▶ **TASK PROMPT**
Go through the material and pull out every line with the string "услуга" in it.
begin
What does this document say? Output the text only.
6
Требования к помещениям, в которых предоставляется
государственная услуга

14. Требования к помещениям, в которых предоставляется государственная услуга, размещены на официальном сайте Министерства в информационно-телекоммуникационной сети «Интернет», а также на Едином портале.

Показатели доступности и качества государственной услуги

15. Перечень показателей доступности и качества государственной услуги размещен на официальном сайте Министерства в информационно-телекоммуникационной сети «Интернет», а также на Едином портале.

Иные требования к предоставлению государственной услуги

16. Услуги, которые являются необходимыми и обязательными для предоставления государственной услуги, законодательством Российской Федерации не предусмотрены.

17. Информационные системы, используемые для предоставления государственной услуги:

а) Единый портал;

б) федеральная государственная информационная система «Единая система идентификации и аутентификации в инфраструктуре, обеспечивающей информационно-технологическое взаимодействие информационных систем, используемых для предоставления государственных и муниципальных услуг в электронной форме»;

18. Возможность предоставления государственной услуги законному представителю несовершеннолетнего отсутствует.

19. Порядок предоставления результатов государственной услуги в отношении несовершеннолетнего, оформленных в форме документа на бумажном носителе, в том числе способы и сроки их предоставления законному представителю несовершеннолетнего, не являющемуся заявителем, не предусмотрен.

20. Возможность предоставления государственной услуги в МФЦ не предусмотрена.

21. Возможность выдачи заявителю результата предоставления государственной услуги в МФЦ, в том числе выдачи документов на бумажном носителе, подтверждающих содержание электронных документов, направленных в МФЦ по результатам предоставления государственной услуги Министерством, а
end
▶ **SOLUTION TO THIS PROBLEM**
государственная услуга
14. Требования к помещениям, в которых предоставляется государственная услуга, размещены на официальном сайте Министерства в информационно-телекоммуникационной сети «Интернет», а также на Едином портале.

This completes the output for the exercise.